/---

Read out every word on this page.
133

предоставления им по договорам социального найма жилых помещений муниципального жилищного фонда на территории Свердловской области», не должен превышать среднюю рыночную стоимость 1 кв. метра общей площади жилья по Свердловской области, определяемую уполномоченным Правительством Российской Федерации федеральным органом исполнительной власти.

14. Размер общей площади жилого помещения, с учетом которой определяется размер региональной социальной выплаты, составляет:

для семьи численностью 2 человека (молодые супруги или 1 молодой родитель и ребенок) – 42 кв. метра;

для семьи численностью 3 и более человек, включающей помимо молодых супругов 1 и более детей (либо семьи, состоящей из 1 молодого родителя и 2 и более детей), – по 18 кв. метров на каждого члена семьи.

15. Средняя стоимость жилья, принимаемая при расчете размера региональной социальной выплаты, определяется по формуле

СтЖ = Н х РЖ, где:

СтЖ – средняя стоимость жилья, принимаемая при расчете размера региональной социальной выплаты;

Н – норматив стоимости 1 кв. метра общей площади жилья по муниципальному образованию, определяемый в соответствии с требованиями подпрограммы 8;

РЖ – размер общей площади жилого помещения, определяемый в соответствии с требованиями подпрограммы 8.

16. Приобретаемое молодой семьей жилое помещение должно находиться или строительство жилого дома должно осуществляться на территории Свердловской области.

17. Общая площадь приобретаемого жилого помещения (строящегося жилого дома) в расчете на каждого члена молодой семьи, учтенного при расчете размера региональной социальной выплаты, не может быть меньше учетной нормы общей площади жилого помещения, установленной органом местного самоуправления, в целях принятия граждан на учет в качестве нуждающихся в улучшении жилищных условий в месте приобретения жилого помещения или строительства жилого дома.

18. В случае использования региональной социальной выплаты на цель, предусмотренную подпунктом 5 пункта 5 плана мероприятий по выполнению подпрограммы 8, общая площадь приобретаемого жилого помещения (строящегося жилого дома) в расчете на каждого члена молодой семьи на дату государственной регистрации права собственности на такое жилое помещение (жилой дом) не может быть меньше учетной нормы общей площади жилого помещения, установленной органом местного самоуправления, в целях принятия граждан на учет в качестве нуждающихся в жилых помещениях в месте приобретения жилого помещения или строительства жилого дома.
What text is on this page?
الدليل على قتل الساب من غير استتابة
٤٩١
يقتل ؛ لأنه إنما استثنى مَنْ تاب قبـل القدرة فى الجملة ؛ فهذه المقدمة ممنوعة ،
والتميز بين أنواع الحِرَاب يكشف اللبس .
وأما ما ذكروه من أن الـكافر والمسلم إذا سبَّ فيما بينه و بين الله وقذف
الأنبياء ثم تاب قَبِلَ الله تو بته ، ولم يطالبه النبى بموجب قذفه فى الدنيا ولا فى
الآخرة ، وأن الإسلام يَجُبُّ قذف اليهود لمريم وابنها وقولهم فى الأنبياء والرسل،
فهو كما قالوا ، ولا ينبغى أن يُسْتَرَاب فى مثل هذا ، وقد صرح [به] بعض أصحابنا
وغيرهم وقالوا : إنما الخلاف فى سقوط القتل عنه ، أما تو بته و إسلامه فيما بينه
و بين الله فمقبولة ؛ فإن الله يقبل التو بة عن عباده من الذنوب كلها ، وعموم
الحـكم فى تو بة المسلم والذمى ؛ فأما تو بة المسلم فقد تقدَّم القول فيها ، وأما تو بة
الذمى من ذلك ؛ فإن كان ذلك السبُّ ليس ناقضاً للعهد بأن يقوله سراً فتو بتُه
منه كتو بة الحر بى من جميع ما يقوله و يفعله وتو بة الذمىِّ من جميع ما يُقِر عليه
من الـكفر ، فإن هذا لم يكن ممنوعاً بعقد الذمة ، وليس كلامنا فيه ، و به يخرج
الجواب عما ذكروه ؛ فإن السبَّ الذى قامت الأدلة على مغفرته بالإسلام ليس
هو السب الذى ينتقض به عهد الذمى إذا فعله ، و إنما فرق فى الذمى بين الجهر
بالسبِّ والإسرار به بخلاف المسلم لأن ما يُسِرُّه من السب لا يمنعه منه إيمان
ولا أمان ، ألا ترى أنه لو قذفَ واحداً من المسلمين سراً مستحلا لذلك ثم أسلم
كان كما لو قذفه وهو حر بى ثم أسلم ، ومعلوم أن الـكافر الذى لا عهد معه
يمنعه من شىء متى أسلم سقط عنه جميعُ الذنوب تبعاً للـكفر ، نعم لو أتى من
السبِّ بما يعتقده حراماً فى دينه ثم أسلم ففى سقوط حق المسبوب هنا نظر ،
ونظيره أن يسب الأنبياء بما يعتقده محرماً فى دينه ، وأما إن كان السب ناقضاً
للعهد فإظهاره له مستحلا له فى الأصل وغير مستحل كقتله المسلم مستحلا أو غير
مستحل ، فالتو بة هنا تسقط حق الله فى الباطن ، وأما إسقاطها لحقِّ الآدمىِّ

\---

» **EXERCISE**: Go back to the data above and please quote exactly, and only, the lines from the line with "What text is on this page?" through its last line.

» **THE RESULT**:
What text is on this page?
الدليل على قتل الساب من غير استتابة
٤٩١
يقتل ؛ لأنه إنما استثنى مَنْ تاب قبـل القدرة فى الجملة ؛ فهذه المقدمة ممنوعة ،
والتميز بين أنواع الحِرَاب يكشف اللبس .
وأما ما ذكروه من أن الـكافر والمسلم إذا سبَّ فيما بينه و بين الله وقذف
الأنبياء ثم تاب قَبِلَ الله تو بته ، ولم يطالبه النبى بموجب قذفه فى الدنيا ولا فى
الآخرة ، وأن الإسلام يَجُبُّ قذف اليهود لمريم وابنها وقولهم فى الأنبياء والرسل،
فهو كما قالوا ، ولا ينبغى أن يُسْتَرَاب فى مثل هذا ، وقد صرح [به] بعض أصحابنا
وغيرهم وقالوا : إنما الخلاف فى سقوط القتل عنه ، أما تو بته و إسلامه فيما بينه
و بين الله فمقبولة ؛ فإن الله يقبل التو بة عن عباده من الذنوب كلها ، وعموم
الحـكم فى تو بة المسلم والذمى ؛ فأما تو بة المسلم فقد تقدَّم القول فيها ، وأما تو بة
الذمى من ذلك ؛ فإن كان ذلك السبُّ ليس ناقضاً للعهد بأن يقوله سراً فتو بتُه
منه كتو بة الحر بى من جميع ما يقوله و يفعله وتو بة الذمىِّ من جميع ما يُقِر عليه
من الـكفر ، فإن هذا لم يكن ممنوعاً بعقد الذمة ، وليس كلامنا فيه ، و به يخرج
الجواب عما ذكروه ؛ فإن السبَّ الذى قامت الأدلة على مغفرته بالإسلام ليس
هو السب الذى ينتقض به عهد الذمى إذا فعله ، و إنما فرق فى الذمى بين الجهر
بالسبِّ والإسرار به بخلاف المسلم لأن ما يُسِرُّه من السب لا يمنعه منه إيمان
ولا أمان ، ألا ترى أنه لو قذفَ واحداً من المسلمين سراً مستحلا لذلك ثم أسلم
كان كما لو قذفه وهو حر بى ثم أسلم ، ومعلوم أن الـكافر الذى لا عهد معه
يمنعه من شىء متى أسلم سقط عنه جميعُ الذنوب تبعاً للـكفر ، نعم لو أتى من
السبِّ بما يعتقده حراماً فى دينه ثم أسلم ففى سقوط حق المسبوب هنا نظر ،
ونظيره أن يسب الأنبياء بما يعتقده محرماً فى دينه ، وأما إن كان السب ناقضاً
للعهد فإظهاره له مستحلا له فى الأصل وغير مستحل كقتله المسلم مستحلا أو غير
مستحل ، فالتو بة هنا تسقط حق الله فى الباطن ، وأما إسقاطها لحقِّ الآدمىِّ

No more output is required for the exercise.